A line counts if it contains the word "name" at least once. State how many such lines the records contain, giving the number alone.

┄┄┄┄┄┄┄┄┄┄

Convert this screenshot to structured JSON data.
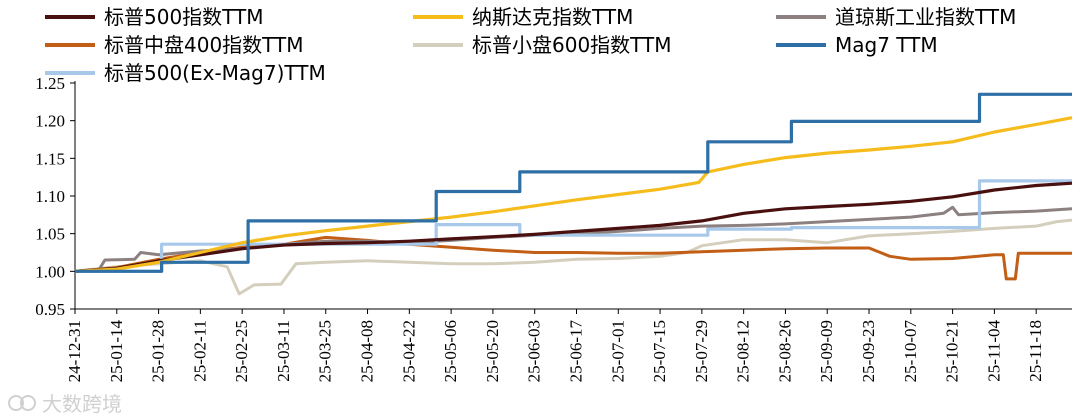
{
  "chart_data": {
    "type": "line",
    "title": "",
    "xlabel": "",
    "ylabel": "",
    "ylim": [
      0.95,
      1.25
    ],
    "yticks": [
      "0.95",
      "1.00",
      "1.05",
      "1.10",
      "1.15",
      "1.20",
      "1.25"
    ],
    "xrange": [
      "2024-12-31",
      "2025-11-30"
    ],
    "xticks": [
      "24-12-31",
      "25-01-14",
      "25-01-28",
      "25-02-11",
      "25-02-25",
      "25-03-11",
      "25-03-25",
      "25-04-08",
      "25-04-22",
      "25-05-06",
      "25-05-20",
      "25-06-03",
      "25-06-17",
      "25-07-01",
      "25-07-15",
      "25-07-29",
      "25-08-12",
      "25-08-26",
      "25-09-09",
      "25-09-23",
      "25-10-07",
      "25-10-21",
      "25-11-04",
      "25-11-18"
    ],
    "legend_position": "top",
    "grid": false,
    "series": [
      {
        "name": "标普500指数TTM",
        "color": "#4a1010",
        "width": 3.2,
        "step": false,
        "points": [
          [
            "2024-12-31",
            1.0
          ],
          [
            "2025-01-14",
            1.004
          ],
          [
            "2025-01-28",
            1.014
          ],
          [
            "2025-02-11",
            1.022
          ],
          [
            "2025-02-25",
            1.03
          ],
          [
            "2025-03-11",
            1.035
          ],
          [
            "2025-03-25",
            1.037
          ],
          [
            "2025-04-08",
            1.038
          ],
          [
            "2025-04-22",
            1.04
          ],
          [
            "2025-05-06",
            1.043
          ],
          [
            "2025-05-20",
            1.046
          ],
          [
            "2025-06-03",
            1.049
          ],
          [
            "2025-06-17",
            1.053
          ],
          [
            "2025-07-01",
            1.057
          ],
          [
            "2025-07-15",
            1.061
          ],
          [
            "2025-07-29",
            1.067
          ],
          [
            "2025-08-12",
            1.077
          ],
          [
            "2025-08-26",
            1.083
          ],
          [
            "2025-09-09",
            1.086
          ],
          [
            "2025-09-23",
            1.089
          ],
          [
            "2025-10-07",
            1.093
          ],
          [
            "2025-10-21",
            1.099
          ],
          [
            "2025-11-04",
            1.108
          ],
          [
            "2025-11-18",
            1.114
          ],
          [
            "2025-11-30",
            1.117
          ]
        ]
      },
      {
        "name": "纳斯达克指数TTM",
        "color": "#f5bc1c",
        "width": 3.2,
        "step": false,
        "points": [
          [
            "2024-12-31",
            1.0
          ],
          [
            "2025-01-14",
            1.003
          ],
          [
            "2025-01-28",
            1.012
          ],
          [
            "2025-02-11",
            1.025
          ],
          [
            "2025-02-25",
            1.038
          ],
          [
            "2025-03-11",
            1.047
          ],
          [
            "2025-03-25",
            1.054
          ],
          [
            "2025-04-08",
            1.06
          ],
          [
            "2025-04-22",
            1.066
          ],
          [
            "2025-05-06",
            1.072
          ],
          [
            "2025-05-20",
            1.079
          ],
          [
            "2025-06-03",
            1.087
          ],
          [
            "2025-06-17",
            1.095
          ],
          [
            "2025-07-01",
            1.102
          ],
          [
            "2025-07-15",
            1.109
          ],
          [
            "2025-07-28",
            1.118
          ],
          [
            "2025-07-31",
            1.132
          ],
          [
            "2025-08-12",
            1.142
          ],
          [
            "2025-08-26",
            1.151
          ],
          [
            "2025-09-09",
            1.157
          ],
          [
            "2025-09-23",
            1.161
          ],
          [
            "2025-10-07",
            1.166
          ],
          [
            "2025-10-21",
            1.172
          ],
          [
            "2025-11-04",
            1.185
          ],
          [
            "2025-11-18",
            1.195
          ],
          [
            "2025-11-30",
            1.204
          ]
        ]
      },
      {
        "name": "道琼斯工业指数TTM",
        "color": "#8c8080",
        "width": 3.0,
        "step": false,
        "points": [
          [
            "2024-12-31",
            1.0
          ],
          [
            "2025-01-08",
            1.002
          ],
          [
            "2025-01-10",
            1.015
          ],
          [
            "2025-01-20",
            1.016
          ],
          [
            "2025-01-22",
            1.025
          ],
          [
            "2025-01-28",
            1.022
          ],
          [
            "2025-02-11",
            1.027
          ],
          [
            "2025-02-25",
            1.03
          ],
          [
            "2025-03-11",
            1.036
          ],
          [
            "2025-03-25",
            1.04
          ],
          [
            "2025-04-08",
            1.04
          ],
          [
            "2025-04-22",
            1.038
          ],
          [
            "2025-05-06",
            1.041
          ],
          [
            "2025-05-20",
            1.045
          ],
          [
            "2025-06-03",
            1.048
          ],
          [
            "2025-06-17",
            1.05
          ],
          [
            "2025-07-01",
            1.053
          ],
          [
            "2025-07-15",
            1.057
          ],
          [
            "2025-07-29",
            1.06
          ],
          [
            "2025-08-12",
            1.061
          ],
          [
            "2025-08-26",
            1.063
          ],
          [
            "2025-09-09",
            1.066
          ],
          [
            "2025-09-23",
            1.069
          ],
          [
            "2025-10-07",
            1.072
          ],
          [
            "2025-10-18",
            1.077
          ],
          [
            "2025-10-21",
            1.085
          ],
          [
            "2025-10-23",
            1.075
          ],
          [
            "2025-11-04",
            1.078
          ],
          [
            "2025-11-18",
            1.08
          ],
          [
            "2025-11-30",
            1.083
          ]
        ]
      },
      {
        "name": "标普中盘400指数TTM",
        "color": "#c25e16",
        "width": 3.0,
        "step": false,
        "points": [
          [
            "2024-12-31",
            1.0
          ],
          [
            "2025-01-14",
            1.005
          ],
          [
            "2025-01-28",
            1.016
          ],
          [
            "2025-02-11",
            1.025
          ],
          [
            "2025-02-25",
            1.032
          ],
          [
            "2025-03-11",
            1.036
          ],
          [
            "2025-03-25",
            1.045
          ],
          [
            "2025-04-08",
            1.041
          ],
          [
            "2025-04-22",
            1.036
          ],
          [
            "2025-05-06",
            1.032
          ],
          [
            "2025-05-20",
            1.028
          ],
          [
            "2025-06-03",
            1.025
          ],
          [
            "2025-06-17",
            1.025
          ],
          [
            "2025-07-01",
            1.024
          ],
          [
            "2025-07-15",
            1.024
          ],
          [
            "2025-07-29",
            1.026
          ],
          [
            "2025-08-12",
            1.028
          ],
          [
            "2025-08-26",
            1.03
          ],
          [
            "2025-09-09",
            1.031
          ],
          [
            "2025-09-23",
            1.031
          ],
          [
            "2025-09-30",
            1.02
          ],
          [
            "2025-10-07",
            1.016
          ],
          [
            "2025-10-21",
            1.017
          ],
          [
            "2025-11-04",
            1.022
          ],
          [
            "2025-11-07",
            1.022
          ],
          [
            "2025-11-08",
            0.99
          ],
          [
            "2025-11-11",
            0.99
          ],
          [
            "2025-11-12",
            1.024
          ],
          [
            "2025-11-30",
            1.024
          ]
        ]
      },
      {
        "name": "标普小盘600指数TTM",
        "color": "#d4cfbc",
        "width": 3.0,
        "step": false,
        "points": [
          [
            "2024-12-31",
            1.0
          ],
          [
            "2025-01-14",
            1.006
          ],
          [
            "2025-01-28",
            1.01
          ],
          [
            "2025-02-11",
            1.014
          ],
          [
            "2025-02-20",
            1.006
          ],
          [
            "2025-02-24",
            0.97
          ],
          [
            "2025-03-01",
            0.982
          ],
          [
            "2025-03-10",
            0.983
          ],
          [
            "2025-03-15",
            1.01
          ],
          [
            "2025-03-25",
            1.012
          ],
          [
            "2025-04-08",
            1.014
          ],
          [
            "2025-04-22",
            1.012
          ],
          [
            "2025-05-06",
            1.01
          ],
          [
            "2025-05-20",
            1.01
          ],
          [
            "2025-06-03",
            1.012
          ],
          [
            "2025-06-17",
            1.016
          ],
          [
            "2025-07-01",
            1.017
          ],
          [
            "2025-07-15",
            1.02
          ],
          [
            "2025-07-24",
            1.025
          ],
          [
            "2025-07-29",
            1.034
          ],
          [
            "2025-08-12",
            1.042
          ],
          [
            "2025-08-26",
            1.042
          ],
          [
            "2025-09-09",
            1.038
          ],
          [
            "2025-09-23",
            1.047
          ],
          [
            "2025-10-07",
            1.05
          ],
          [
            "2025-10-21",
            1.053
          ],
          [
            "2025-11-04",
            1.057
          ],
          [
            "2025-11-18",
            1.06
          ],
          [
            "2025-11-25",
            1.066
          ],
          [
            "2025-11-30",
            1.068
          ]
        ]
      },
      {
        "name": "Mag7 TTM",
        "color": "#2e6fa6",
        "width": 3.2,
        "step": true,
        "points": [
          [
            "2024-12-31",
            1.0
          ],
          [
            "2025-01-29",
            1.012
          ],
          [
            "2025-02-27",
            1.067
          ],
          [
            "2025-05-01",
            1.106
          ],
          [
            "2025-05-29",
            1.132
          ],
          [
            "2025-07-31",
            1.172
          ],
          [
            "2025-08-28",
            1.199
          ],
          [
            "2025-10-30",
            1.235
          ],
          [
            "2025-11-30",
            1.235
          ]
        ]
      },
      {
        "name": "标普500(Ex-Mag7)TTM",
        "color": "#a8c8ea",
        "width": 3.2,
        "step": true,
        "points": [
          [
            "2024-12-31",
            1.0
          ],
          [
            "2025-01-29",
            1.036
          ],
          [
            "2025-05-01",
            1.062
          ],
          [
            "2025-05-29",
            1.048
          ],
          [
            "2025-07-31",
            1.056
          ],
          [
            "2025-08-28",
            1.058
          ],
          [
            "2025-10-30",
            1.12
          ],
          [
            "2025-11-30",
            1.12
          ]
        ]
      }
    ]
  },
  "watermark": "大数跨境"
}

┄┄┄┄┄┄┄┄┄┄

- _Response below_
7